(Data records)
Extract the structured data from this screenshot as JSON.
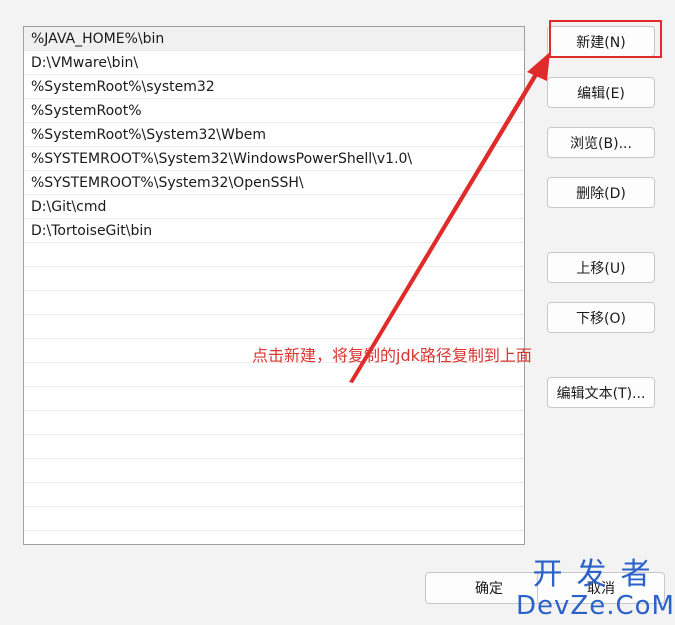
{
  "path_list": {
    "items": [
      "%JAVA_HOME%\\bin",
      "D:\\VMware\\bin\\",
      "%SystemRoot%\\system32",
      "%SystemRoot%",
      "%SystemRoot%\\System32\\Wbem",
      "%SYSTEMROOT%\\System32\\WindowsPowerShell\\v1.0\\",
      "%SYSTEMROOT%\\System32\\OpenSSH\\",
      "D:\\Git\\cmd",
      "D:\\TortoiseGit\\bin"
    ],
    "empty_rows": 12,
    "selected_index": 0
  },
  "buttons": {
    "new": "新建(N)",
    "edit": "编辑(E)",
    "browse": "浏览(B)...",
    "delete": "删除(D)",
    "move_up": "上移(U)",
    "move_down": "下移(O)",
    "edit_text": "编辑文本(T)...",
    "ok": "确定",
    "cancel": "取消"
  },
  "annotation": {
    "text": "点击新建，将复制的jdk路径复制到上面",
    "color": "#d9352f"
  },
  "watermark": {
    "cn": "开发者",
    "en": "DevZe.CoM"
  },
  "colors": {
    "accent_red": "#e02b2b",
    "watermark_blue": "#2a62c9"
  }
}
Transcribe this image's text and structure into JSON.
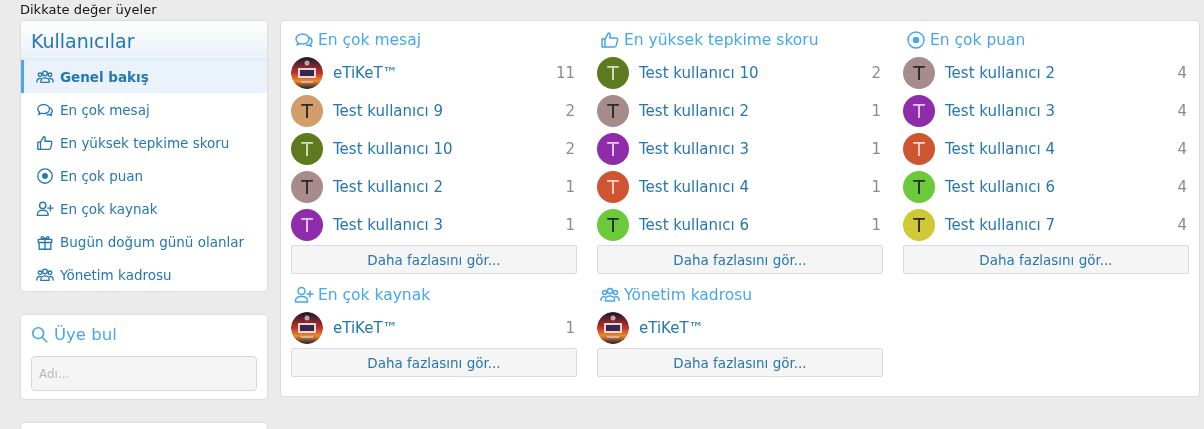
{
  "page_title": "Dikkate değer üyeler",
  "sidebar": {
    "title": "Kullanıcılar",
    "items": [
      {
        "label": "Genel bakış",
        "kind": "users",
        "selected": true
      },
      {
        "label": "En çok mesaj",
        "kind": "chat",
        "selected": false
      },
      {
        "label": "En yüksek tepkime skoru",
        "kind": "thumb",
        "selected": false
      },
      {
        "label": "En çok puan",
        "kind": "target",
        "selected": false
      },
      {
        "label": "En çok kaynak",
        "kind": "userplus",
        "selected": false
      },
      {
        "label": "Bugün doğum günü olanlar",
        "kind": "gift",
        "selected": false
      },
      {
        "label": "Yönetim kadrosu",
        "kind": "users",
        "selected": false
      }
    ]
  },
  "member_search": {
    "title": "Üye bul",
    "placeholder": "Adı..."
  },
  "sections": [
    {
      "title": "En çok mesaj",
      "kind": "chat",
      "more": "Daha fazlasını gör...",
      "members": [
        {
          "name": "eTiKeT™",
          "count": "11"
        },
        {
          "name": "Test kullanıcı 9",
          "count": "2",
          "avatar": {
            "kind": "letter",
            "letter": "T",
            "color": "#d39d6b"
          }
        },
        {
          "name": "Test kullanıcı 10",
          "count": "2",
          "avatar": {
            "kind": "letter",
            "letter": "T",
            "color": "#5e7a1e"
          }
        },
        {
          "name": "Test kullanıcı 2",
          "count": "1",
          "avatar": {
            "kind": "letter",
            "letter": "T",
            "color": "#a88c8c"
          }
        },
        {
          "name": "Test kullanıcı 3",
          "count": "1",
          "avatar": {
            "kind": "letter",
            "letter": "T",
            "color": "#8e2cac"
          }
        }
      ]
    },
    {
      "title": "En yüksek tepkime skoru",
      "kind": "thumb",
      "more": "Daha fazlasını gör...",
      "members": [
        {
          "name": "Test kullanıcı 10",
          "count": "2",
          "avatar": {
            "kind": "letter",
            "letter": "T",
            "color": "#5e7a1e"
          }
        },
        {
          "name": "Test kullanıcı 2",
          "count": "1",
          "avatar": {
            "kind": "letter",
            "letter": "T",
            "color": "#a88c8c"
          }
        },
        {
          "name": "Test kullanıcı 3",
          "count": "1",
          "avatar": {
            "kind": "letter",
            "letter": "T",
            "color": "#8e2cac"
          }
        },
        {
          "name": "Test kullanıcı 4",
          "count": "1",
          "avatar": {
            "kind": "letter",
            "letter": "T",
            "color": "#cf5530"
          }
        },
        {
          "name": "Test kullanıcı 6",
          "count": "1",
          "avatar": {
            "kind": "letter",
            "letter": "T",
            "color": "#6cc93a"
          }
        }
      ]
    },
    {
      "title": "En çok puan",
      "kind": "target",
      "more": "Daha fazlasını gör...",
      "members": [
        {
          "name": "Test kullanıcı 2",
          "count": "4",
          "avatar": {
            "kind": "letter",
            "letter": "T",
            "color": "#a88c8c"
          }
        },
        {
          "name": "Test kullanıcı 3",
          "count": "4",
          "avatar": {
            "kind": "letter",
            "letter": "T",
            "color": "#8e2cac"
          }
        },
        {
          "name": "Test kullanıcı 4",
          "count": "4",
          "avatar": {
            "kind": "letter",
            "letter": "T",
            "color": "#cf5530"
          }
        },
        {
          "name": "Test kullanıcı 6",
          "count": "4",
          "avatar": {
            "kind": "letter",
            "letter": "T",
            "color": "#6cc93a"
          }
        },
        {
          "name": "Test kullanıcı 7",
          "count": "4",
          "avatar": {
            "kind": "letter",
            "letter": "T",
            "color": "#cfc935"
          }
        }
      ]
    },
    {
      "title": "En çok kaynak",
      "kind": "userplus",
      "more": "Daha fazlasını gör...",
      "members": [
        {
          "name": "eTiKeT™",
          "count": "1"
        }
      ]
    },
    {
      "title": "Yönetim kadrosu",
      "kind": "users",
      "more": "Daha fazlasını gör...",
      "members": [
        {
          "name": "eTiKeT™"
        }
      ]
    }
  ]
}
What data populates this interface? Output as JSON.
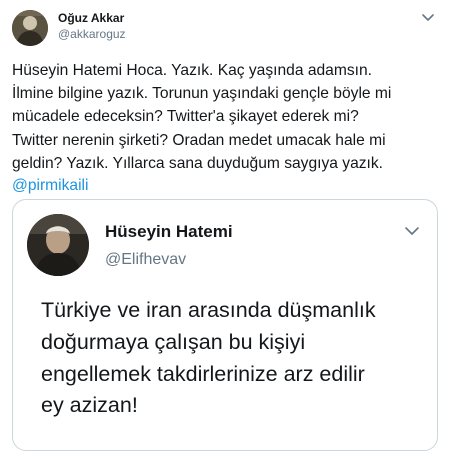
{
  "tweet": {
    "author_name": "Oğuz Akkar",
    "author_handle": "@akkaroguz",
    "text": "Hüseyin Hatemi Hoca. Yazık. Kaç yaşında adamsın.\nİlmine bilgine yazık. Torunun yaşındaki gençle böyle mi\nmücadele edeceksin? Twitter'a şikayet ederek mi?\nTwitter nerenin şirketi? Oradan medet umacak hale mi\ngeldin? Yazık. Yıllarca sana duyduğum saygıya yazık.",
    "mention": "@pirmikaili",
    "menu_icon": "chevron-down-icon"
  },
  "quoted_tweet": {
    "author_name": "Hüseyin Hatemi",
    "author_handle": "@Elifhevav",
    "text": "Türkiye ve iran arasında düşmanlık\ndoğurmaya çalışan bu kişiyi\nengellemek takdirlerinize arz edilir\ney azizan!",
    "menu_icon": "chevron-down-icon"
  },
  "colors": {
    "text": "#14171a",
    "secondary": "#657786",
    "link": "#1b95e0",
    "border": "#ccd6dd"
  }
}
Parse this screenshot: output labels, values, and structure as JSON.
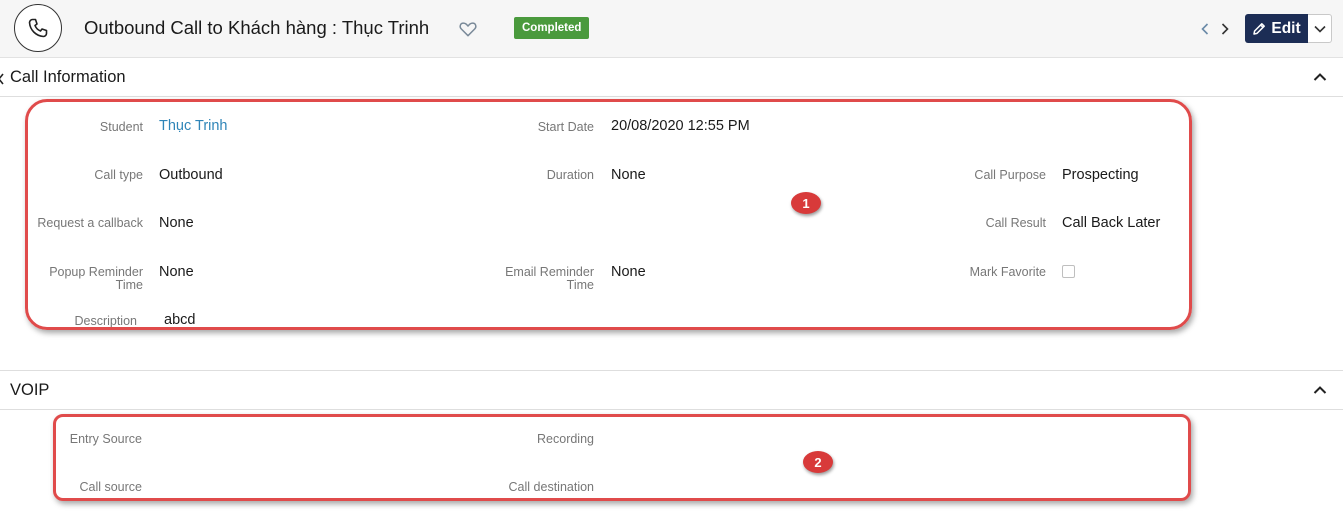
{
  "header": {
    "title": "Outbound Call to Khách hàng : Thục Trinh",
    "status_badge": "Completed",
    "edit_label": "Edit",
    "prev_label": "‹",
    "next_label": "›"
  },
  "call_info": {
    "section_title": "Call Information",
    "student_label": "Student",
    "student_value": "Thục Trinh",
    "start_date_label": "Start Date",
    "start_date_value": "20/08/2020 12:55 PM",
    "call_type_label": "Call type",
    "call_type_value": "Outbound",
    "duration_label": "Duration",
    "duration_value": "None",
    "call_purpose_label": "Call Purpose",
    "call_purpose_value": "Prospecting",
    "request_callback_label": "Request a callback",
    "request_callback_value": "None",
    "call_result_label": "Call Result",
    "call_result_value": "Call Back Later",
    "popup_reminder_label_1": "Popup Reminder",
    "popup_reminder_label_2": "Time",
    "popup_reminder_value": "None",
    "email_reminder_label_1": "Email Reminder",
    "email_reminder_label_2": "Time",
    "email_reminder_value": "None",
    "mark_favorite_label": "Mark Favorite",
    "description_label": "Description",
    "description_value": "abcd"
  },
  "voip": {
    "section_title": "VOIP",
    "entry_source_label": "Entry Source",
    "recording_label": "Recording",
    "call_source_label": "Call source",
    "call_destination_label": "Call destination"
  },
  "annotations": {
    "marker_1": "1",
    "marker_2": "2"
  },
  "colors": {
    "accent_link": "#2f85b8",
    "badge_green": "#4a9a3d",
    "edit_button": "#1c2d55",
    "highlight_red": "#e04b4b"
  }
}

▶ INSTRUCTION:
Work out how many lines of the listing above include the word "Hatemi". Report only the number.

▶ EXERCISE ANSWER:
2